Exercise objective | Copy each entry as it stands, leaving nothing out.

-- start of Data for this exercise --

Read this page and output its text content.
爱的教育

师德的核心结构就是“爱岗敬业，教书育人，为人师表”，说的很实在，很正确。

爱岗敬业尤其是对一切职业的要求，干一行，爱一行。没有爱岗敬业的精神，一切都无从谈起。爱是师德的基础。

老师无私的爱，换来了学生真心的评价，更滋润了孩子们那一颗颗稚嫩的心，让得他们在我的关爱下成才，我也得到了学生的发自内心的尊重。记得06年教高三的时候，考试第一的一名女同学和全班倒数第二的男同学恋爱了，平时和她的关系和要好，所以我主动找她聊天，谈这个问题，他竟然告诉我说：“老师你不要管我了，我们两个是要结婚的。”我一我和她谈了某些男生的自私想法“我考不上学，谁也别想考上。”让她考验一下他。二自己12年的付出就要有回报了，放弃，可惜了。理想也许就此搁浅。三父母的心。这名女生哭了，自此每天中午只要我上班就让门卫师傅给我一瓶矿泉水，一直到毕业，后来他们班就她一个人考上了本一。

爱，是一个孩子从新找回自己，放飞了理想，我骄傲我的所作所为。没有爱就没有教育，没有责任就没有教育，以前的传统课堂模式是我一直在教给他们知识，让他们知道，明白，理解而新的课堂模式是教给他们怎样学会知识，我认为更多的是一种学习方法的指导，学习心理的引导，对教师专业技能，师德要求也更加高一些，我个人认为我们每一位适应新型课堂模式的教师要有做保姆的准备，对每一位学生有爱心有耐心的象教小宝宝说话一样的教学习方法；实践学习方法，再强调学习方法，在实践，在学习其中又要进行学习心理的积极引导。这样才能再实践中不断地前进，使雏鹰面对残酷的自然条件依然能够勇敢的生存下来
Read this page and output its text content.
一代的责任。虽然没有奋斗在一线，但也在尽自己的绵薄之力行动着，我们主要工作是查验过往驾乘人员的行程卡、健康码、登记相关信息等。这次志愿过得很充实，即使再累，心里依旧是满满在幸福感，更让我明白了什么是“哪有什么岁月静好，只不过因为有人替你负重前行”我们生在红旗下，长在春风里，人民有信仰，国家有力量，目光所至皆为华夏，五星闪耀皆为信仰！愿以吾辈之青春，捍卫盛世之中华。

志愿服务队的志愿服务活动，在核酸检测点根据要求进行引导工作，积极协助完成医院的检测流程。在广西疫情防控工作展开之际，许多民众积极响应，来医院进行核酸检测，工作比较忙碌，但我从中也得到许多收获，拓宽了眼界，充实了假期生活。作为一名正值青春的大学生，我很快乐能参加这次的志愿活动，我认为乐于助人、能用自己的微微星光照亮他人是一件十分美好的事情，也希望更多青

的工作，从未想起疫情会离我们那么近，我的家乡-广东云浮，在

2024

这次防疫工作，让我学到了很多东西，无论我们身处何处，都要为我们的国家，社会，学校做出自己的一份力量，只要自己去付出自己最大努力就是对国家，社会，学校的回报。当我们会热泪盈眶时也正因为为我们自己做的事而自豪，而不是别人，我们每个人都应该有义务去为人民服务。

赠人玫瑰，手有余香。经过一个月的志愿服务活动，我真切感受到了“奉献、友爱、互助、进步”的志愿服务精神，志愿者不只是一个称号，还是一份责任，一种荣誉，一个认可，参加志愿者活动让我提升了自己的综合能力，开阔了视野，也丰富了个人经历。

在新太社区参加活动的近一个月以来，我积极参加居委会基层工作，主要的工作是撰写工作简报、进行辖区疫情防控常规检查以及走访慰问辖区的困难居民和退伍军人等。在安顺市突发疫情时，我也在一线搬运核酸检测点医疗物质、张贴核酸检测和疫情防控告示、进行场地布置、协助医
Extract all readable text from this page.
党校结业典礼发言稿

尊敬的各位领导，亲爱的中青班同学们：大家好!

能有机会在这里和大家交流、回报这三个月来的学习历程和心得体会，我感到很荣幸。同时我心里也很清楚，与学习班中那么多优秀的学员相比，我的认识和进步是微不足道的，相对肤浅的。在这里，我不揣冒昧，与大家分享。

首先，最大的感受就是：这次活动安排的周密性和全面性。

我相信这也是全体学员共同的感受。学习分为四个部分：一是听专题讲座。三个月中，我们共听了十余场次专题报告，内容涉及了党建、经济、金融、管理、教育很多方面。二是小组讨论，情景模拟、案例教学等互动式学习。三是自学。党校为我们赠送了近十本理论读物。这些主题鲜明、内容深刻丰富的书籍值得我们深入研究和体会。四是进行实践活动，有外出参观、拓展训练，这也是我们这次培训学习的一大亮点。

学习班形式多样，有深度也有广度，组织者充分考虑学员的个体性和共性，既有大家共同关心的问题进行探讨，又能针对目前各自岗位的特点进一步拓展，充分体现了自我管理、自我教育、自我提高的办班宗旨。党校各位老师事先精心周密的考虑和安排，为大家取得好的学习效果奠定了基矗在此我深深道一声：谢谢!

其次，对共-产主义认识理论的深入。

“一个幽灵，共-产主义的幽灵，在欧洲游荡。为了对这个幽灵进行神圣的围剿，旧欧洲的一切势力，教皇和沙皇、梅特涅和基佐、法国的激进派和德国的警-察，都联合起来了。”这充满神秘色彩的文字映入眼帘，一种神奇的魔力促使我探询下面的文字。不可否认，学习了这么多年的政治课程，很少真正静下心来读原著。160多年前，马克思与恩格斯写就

-- end of Data for this exercise --

Answer to this task |
Read this page and output its text content.
爱的教育

师德的核心结构就是“爱岗敬业，教书育人，为人师表”，说的很实在，很正确。

爱岗敬业尤其是对一切职业的要求，干一行，爱一行。没有爱岗敬业的精神，一切都无从谈起。爱是师德的基础。

老师无私的爱，换来了学生真心的评价，更滋润了孩子们那一颗颗稚嫩的心，让得他们在我的关爱下成才，我也得到了学生的发自内心的尊重。记得06年教高三的时候，考试第一的一名女同学和全班倒数第二的男同学恋爱了，平时和她的关系和要好，所以我主动找她聊天，谈这个问题，他竟然告诉我说：“老师你不要管我了，我们两个是要结婚的。”我一我和她谈了某些男生的自私想法“我考不上学，谁也别想考上。”让她考验一下他。二自己12年的付出就要有回报了，放弃，可惜了。理想也许就此搁浅。三父母的心。这名女生哭了，自此每天中午只要我上班就让门卫师傅给我一瓶矿泉水，一直到毕业，后来他们班就她一个人考上了本一。

爱，是一个孩子从新找回自己，放飞了理想，我骄傲我的所作所为。没有爱就没有教育，没有责任就没有教育，以前的传统课堂模式是我一直在教给他们知识，让他们知道，明白，理解而新的课堂模式是教给他们怎样学会知识，我认为更多的是一种学习方法的指导，学习心理的引导，对教师专业技能，师德要求也更加高一些，我个人认为我们每一位适应新型课堂模式的教师要有做保姆的准备，对每一位学生有爱心有耐心的象教小宝宝说话一样的教学习方法；实践学习方法，再强调学习方法，在实践，在学习其中又要进行学习心理的积极引导。这样才能再实践中不断地前进，使雏鹰面对残酷的自然条件依然能够勇敢的生存下来
Read this page and output its text content.
一代的责任。虽然没有奋斗在一线，但也在尽自己的绵薄之力行动着，我们主要工作是查验过往驾乘人员的行程卡、健康码、登记相关信息等。这次志愿过得很充实，即使再累，心里依旧是满满在幸福感，更让我明白了什么是“哪有什么岁月静好，只不过因为有人替你负重前行”我们生在红旗下，长在春风里，人民有信仰，国家有力量，目光所至皆为华夏，五星闪耀皆为信仰！愿以吾辈之青春，捍卫盛世之中华。

志愿服务队的志愿服务活动，在核酸检测点根据要求进行引导工作，积极协助完成医院的检测流程。在广西疫情防控工作展开之际，许多民众积极响应，来医院进行核酸检测，工作比较忙碌，但我从中也得到许多收获，拓宽了眼界，充实了假期生活。作为一名正值青春的大学生，我很快乐能参加这次的志愿活动，我认为乐于助人、能用自己的微微星光照亮他人是一件十分美好的事情，也希望更多青

的工作，从未想起疫情会离我们那么近，我的家乡-广东云浮，在

2024

这次防疫工作，让我学到了很多东西，无论我们身处何处，都要为我们的国家，社会，学校做出自己的一份力量，只要自己去付出自己最大努力就是对国家，社会，学校的回报。当我们会热泪盈眶时也正因为为我们自己做的事而自豪，而不是别人，我们每个人都应该有义务去为人民服务。

赠人玫瑰，手有余香。经过一个月的志愿服务活动，我真切感受到了“奉献、友爱、互助、进步”的志愿服务精神，志愿者不只是一个称号，还是一份责任，一种荣誉，一个认可，参加志愿者活动让我提升了自己的综合能力，开阔了视野，也丰富了个人经历。

在新太社区参加活动的近一个月以来，我积极参加居委会基层工作，主要的工作是撰写工作简报、进行辖区疫情防控常规检查以及走访慰问辖区的困难居民和退伍军人等。在安顺市突发疫情时，我也在一线搬运核酸检测点医疗物质、张贴核酸检测和疫情防控告示、进行场地布置、协助医
Extract all readable text from this page.
党校结业典礼发言稿

尊敬的各位领导，亲爱的中青班同学们：大家好!

能有机会在这里和大家交流、回报这三个月来的学习历程和心得体会，我感到很荣幸。同时我心里也很清楚，与学习班中那么多优秀的学员相比，我的认识和进步是微不足道的，相对肤浅的。在这里，我不揣冒昧，与大家分享。

首先，最大的感受就是：这次活动安排的周密性和全面性。

我相信这也是全体学员共同的感受。学习分为四个部分：一是听专题讲座。三个月中，我们共听了十余场次专题报告，内容涉及了党建、经济、金融、管理、教育很多方面。二是小组讨论，情景模拟、案例教学等互动式学习。三是自学。党校为我们赠送了近十本理论读物。这些主题鲜明、内容深刻丰富的书籍值得我们深入研究和体会。四是进行实践活动，有外出参观、拓展训练，这也是我们这次培训学习的一大亮点。

学习班形式多样，有深度也有广度，组织者充分考虑学员的个体性和共性，既有大家共同关心的问题进行探讨，又能针对目前各自岗位的特点进一步拓展，充分体现了自我管理、自我教育、自我提高的办班宗旨。党校各位老师事先精心周密的考虑和安排，为大家取得好的学习效果奠定了基矗在此我深深道一声：谢谢!

其次，对共-产主义认识理论的深入。

“一个幽灵，共-产主义的幽灵，在欧洲游荡。为了对这个幽灵进行神圣的围剿，旧欧洲的一切势力，教皇和沙皇、梅特涅和基佐、法国的激进派和德国的警-察，都联合起来了。”这充满神秘色彩的文字映入眼帘，一种神奇的魔力促使我探询下面的文字。不可否认，学习了这么多年的政治课程，很少真正静下心来读原著。160多年前，马克思与恩格斯写就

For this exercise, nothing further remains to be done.